--- Exercise input ---
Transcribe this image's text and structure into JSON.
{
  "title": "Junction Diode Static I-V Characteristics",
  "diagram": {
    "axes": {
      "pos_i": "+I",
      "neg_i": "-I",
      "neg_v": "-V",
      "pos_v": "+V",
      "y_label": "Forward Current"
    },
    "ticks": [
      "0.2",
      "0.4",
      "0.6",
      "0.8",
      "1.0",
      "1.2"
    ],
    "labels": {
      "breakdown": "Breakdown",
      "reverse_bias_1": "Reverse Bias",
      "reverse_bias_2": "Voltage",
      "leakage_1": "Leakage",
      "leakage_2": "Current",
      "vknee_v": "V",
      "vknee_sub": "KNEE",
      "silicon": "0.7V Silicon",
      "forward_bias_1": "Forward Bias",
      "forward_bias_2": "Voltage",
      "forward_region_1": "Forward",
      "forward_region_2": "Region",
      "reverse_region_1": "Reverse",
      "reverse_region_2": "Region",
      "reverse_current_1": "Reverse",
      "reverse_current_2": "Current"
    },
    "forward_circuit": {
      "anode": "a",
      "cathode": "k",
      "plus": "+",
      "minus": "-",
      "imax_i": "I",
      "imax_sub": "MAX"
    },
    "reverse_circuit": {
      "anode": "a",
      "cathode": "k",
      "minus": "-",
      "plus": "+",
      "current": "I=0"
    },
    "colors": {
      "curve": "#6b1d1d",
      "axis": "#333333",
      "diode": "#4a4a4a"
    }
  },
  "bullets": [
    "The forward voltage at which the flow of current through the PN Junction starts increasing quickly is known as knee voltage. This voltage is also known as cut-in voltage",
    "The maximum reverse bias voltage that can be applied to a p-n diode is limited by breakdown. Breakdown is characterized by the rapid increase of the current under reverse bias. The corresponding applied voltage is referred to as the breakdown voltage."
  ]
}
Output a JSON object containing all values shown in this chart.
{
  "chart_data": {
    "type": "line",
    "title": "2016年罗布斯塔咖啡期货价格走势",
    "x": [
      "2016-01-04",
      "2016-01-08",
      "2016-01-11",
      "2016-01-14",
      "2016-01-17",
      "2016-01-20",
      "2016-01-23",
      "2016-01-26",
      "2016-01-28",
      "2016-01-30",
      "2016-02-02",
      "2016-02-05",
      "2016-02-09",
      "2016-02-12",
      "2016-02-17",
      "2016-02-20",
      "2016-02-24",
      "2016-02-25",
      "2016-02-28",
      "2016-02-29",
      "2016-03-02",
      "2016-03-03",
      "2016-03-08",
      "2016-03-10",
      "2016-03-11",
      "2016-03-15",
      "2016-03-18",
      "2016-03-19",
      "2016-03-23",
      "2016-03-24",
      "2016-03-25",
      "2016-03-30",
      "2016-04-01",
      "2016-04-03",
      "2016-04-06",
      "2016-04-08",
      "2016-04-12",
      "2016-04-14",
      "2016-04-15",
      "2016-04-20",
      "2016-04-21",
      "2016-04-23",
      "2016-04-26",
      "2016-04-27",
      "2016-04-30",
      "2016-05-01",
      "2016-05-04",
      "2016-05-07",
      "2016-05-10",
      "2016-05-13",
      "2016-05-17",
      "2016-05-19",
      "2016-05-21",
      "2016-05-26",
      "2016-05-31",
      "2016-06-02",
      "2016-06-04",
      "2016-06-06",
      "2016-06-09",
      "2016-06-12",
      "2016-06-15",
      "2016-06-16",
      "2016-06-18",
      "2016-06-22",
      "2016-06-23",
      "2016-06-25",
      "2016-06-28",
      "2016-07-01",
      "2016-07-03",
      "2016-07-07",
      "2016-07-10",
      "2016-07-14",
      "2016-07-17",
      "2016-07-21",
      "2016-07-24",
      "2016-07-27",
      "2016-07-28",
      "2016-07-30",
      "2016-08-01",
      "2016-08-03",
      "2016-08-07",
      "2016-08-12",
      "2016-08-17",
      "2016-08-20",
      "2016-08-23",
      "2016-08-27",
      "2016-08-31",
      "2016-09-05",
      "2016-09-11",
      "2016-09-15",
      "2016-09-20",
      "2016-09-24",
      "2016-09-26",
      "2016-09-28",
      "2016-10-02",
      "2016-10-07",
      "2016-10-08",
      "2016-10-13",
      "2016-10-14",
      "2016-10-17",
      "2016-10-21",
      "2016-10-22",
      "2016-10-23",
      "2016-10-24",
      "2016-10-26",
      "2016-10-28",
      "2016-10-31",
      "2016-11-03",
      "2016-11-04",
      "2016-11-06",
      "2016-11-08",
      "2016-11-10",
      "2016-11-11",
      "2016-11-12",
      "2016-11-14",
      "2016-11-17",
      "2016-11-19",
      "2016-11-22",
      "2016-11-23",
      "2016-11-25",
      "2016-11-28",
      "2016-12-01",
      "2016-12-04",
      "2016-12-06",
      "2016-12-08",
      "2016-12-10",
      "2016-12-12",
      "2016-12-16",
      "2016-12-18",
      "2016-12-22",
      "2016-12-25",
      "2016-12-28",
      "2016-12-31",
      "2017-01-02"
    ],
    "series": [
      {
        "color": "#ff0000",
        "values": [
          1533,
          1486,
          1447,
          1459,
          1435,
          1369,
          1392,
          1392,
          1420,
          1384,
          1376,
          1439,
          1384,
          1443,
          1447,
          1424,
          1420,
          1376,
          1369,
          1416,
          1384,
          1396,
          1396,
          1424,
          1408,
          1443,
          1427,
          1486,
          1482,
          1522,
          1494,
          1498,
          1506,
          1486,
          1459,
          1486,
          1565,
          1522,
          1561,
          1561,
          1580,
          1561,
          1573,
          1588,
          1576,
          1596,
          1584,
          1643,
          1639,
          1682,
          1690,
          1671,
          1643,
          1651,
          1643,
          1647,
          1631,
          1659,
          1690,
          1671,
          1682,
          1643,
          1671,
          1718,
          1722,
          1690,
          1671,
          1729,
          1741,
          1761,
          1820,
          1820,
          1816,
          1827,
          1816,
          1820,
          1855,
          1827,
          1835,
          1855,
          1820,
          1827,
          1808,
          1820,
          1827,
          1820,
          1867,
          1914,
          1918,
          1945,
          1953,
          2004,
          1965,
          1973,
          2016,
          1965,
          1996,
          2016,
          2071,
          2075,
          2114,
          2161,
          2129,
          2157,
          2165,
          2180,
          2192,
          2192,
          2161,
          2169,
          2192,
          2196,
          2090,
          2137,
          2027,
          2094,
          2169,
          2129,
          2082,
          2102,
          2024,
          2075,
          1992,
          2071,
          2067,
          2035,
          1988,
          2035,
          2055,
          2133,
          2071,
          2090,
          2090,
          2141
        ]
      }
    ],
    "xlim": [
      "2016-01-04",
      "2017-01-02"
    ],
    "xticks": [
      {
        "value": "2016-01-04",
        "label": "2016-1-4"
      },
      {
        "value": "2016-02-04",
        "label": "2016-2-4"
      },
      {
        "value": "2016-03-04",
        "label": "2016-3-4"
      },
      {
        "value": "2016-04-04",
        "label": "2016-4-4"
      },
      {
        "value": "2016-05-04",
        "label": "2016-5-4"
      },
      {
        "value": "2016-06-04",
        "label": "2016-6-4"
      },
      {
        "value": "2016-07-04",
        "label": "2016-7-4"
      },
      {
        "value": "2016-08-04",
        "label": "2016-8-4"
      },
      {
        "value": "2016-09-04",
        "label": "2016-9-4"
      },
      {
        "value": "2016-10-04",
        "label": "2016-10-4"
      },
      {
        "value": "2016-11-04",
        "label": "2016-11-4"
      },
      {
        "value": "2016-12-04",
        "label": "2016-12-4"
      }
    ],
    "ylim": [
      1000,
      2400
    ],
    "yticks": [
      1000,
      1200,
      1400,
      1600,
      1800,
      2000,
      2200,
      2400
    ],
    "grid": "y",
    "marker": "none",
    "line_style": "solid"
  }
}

--- Requirements ---
Return all the data above once more, precisely as given.

--- Result ---
Transcribe this image's text and structure into JSON.
{
  "title": "Junction Diode Static I-V Characteristics",
  "diagram": {
    "axes": {
      "pos_i": "+I",
      "neg_i": "-I",
      "neg_v": "-V",
      "pos_v": "+V",
      "y_label": "Forward Current"
    },
    "ticks": [
      "0.2",
      "0.4",
      "0.6",
      "0.8",
      "1.0",
      "1.2"
    ],
    "labels": {
      "breakdown": "Breakdown",
      "reverse_bias_1": "Reverse Bias",
      "reverse_bias_2": "Voltage",
      "leakage_1": "Leakage",
      "leakage_2": "Current",
      "vknee_v": "V",
      "vknee_sub": "KNEE",
      "silicon": "0.7V Silicon",
      "forward_bias_1": "Forward Bias",
      "forward_bias_2": "Voltage",
      "forward_region_1": "Forward",
      "forward_region_2": "Region",
      "reverse_region_1": "Reverse",
      "reverse_region_2": "Region",
      "reverse_current_1": "Reverse",
      "reverse_current_2": "Current"
    },
    "forward_circuit": {
      "anode": "a",
      "cathode": "k",
      "plus": "+",
      "minus": "-",
      "imax_i": "I",
      "imax_sub": "MAX"
    },
    "reverse_circuit": {
      "anode": "a",
      "cathode": "k",
      "minus": "-",
      "plus": "+",
      "current": "I=0"
    },
    "colors": {
      "curve": "#6b1d1d",
      "axis": "#333333",
      "diode": "#4a4a4a"
    }
  },
  "bullets": [
    "The forward voltage at which the flow of current through the PN Junction starts increasing quickly is known as knee voltage. This voltage is also known as cut-in voltage",
    "The maximum reverse bias voltage that can be applied to a p-n diode is limited by breakdown. Breakdown is characterized by the rapid increase of the current under reverse bias. The corresponding applied voltage is referred to as the breakdown voltage."
  ]
}
Output a JSON object containing all values shown in this chart.
{
  "chart_data": {
    "type": "line",
    "title": "2016年罗布斯塔咖啡期货价格走势",
    "x": [
      "2016-01-04",
      "2016-01-08",
      "2016-01-11",
      "2016-01-14",
      "2016-01-17",
      "2016-01-20",
      "2016-01-23",
      "2016-01-26",
      "2016-01-28",
      "2016-01-30",
      "2016-02-02",
      "2016-02-05",
      "2016-02-09",
      "2016-02-12",
      "2016-02-17",
      "2016-02-20",
      "2016-02-24",
      "2016-02-25",
      "2016-02-28",
      "2016-02-29",
      "2016-03-02",
      "2016-03-03",
      "2016-03-08",
      "2016-03-10",
      "2016-03-11",
      "2016-03-15",
      "2016-03-18",
      "2016-03-19",
      "2016-03-23",
      "2016-03-24",
      "2016-03-25",
      "2016-03-30",
      "2016-04-01",
      "2016-04-03",
      "2016-04-06",
      "2016-04-08",
      "2016-04-12",
      "2016-04-14",
      "2016-04-15",
      "2016-04-20",
      "2016-04-21",
      "2016-04-23",
      "2016-04-26",
      "2016-04-27",
      "2016-04-30",
      "2016-05-01",
      "2016-05-04",
      "2016-05-07",
      "2016-05-10",
      "2016-05-13",
      "2016-05-17",
      "2016-05-19",
      "2016-05-21",
      "2016-05-26",
      "2016-05-31",
      "2016-06-02",
      "2016-06-04",
      "2016-06-06",
      "2016-06-09",
      "2016-06-12",
      "2016-06-15",
      "2016-06-16",
      "2016-06-18",
      "2016-06-22",
      "2016-06-23",
      "2016-06-25",
      "2016-06-28",
      "2016-07-01",
      "2016-07-03",
      "2016-07-07",
      "2016-07-10",
      "2016-07-14",
      "2016-07-17",
      "2016-07-21",
      "2016-07-24",
      "2016-07-27",
      "2016-07-28",
      "2016-07-30",
      "2016-08-01",
      "2016-08-03",
      "2016-08-07",
      "2016-08-12",
      "2016-08-17",
      "2016-08-20",
      "2016-08-23",
      "2016-08-27",
      "2016-08-31",
      "2016-09-05",
      "2016-09-11",
      "2016-09-15",
      "2016-09-20",
      "2016-09-24",
      "2016-09-26",
      "2016-09-28",
      "2016-10-02",
      "2016-10-07",
      "2016-10-08",
      "2016-10-13",
      "2016-10-14",
      "2016-10-17",
      "2016-10-21",
      "2016-10-22",
      "2016-10-23",
      "2016-10-24",
      "2016-10-26",
      "2016-10-28",
      "2016-10-31",
      "2016-11-03",
      "2016-11-04",
      "2016-11-06",
      "2016-11-08",
      "2016-11-10",
      "2016-11-11",
      "2016-11-12",
      "2016-11-14",
      "2016-11-17",
      "2016-11-19",
      "2016-11-22",
      "2016-11-23",
      "2016-11-25",
      "2016-11-28",
      "2016-12-01",
      "2016-12-04",
      "2016-12-06",
      "2016-12-08",
      "2016-12-10",
      "2016-12-12",
      "2016-12-16",
      "2016-12-18",
      "2016-12-22",
      "2016-12-25",
      "2016-12-28",
      "2016-12-31",
      "2017-01-02"
    ],
    "series": [
      {
        "color": "#ff0000",
        "values": [
          1533,
          1486,
          1447,
          1459,
          1435,
          1369,
          1392,
          1392,
          1420,
          1384,
          1376,
          1439,
          1384,
          1443,
          1447,
          1424,
          1420,
          1376,
          1369,
          1416,
          1384,
          1396,
          1396,
          1424,
          1408,
          1443,
          1427,
          1486,
          1482,
          1522,
          1494,
          1498,
          1506,
          1486,
          1459,
          1486,
          1565,
          1522,
          1561,
          1561,
          1580,
          1561,
          1573,
          1588,
          1576,
          1596,
          1584,
          1643,
          1639,
          1682,
          1690,
          1671,
          1643,
          1651,
          1643,
          1647,
          1631,
          1659,
          1690,
          1671,
          1682,
          1643,
          1671,
          1718,
          1722,
          1690,
          1671,
          1729,
          1741,
          1761,
          1820,
          1820,
          1816,
          1827,
          1816,
          1820,
          1855,
          1827,
          1835,
          1855,
          1820,
          1827,
          1808,
          1820,
          1827,
          1820,
          1867,
          1914,
          1918,
          1945,
          1953,
          2004,
          1965,
          1973,
          2016,
          1965,
          1996,
          2016,
          2071,
          2075,
          2114,
          2161,
          2129,
          2157,
          2165,
          2180,
          2192,
          2192,
          2161,
          2169,
          2192,
          2196,
          2090,
          2137,
          2027,
          2094,
          2169,
          2129,
          2082,
          2102,
          2024,
          2075,
          1992,
          2071,
          2067,
          2035,
          1988,
          2035,
          2055,
          2133,
          2071,
          2090,
          2090,
          2141
        ]
      }
    ],
    "xlim": [
      "2016-01-04",
      "2017-01-02"
    ],
    "xticks": [
      {
        "value": "2016-01-04",
        "label": "2016-1-4"
      },
      {
        "value": "2016-02-04",
        "label": "2016-2-4"
      },
      {
        "value": "2016-03-04",
        "label": "2016-3-4"
      },
      {
        "value": "2016-04-04",
        "label": "2016-4-4"
      },
      {
        "value": "2016-05-04",
        "label": "2016-5-4"
      },
      {
        "value": "2016-06-04",
        "label": "2016-6-4"
      },
      {
        "value": "2016-07-04",
        "label": "2016-7-4"
      },
      {
        "value": "2016-08-04",
        "label": "2016-8-4"
      },
      {
        "value": "2016-09-04",
        "label": "2016-9-4"
      },
      {
        "value": "2016-10-04",
        "label": "2016-10-4"
      },
      {
        "value": "2016-11-04",
        "label": "2016-11-4"
      },
      {
        "value": "2016-12-04",
        "label": "2016-12-4"
      }
    ],
    "ylim": [
      1000,
      2400
    ],
    "yticks": [
      1000,
      1200,
      1400,
      1600,
      1800,
      2000,
      2200,
      2400
    ],
    "grid": "y",
    "marker": "none",
    "line_style": "solid"
  }
}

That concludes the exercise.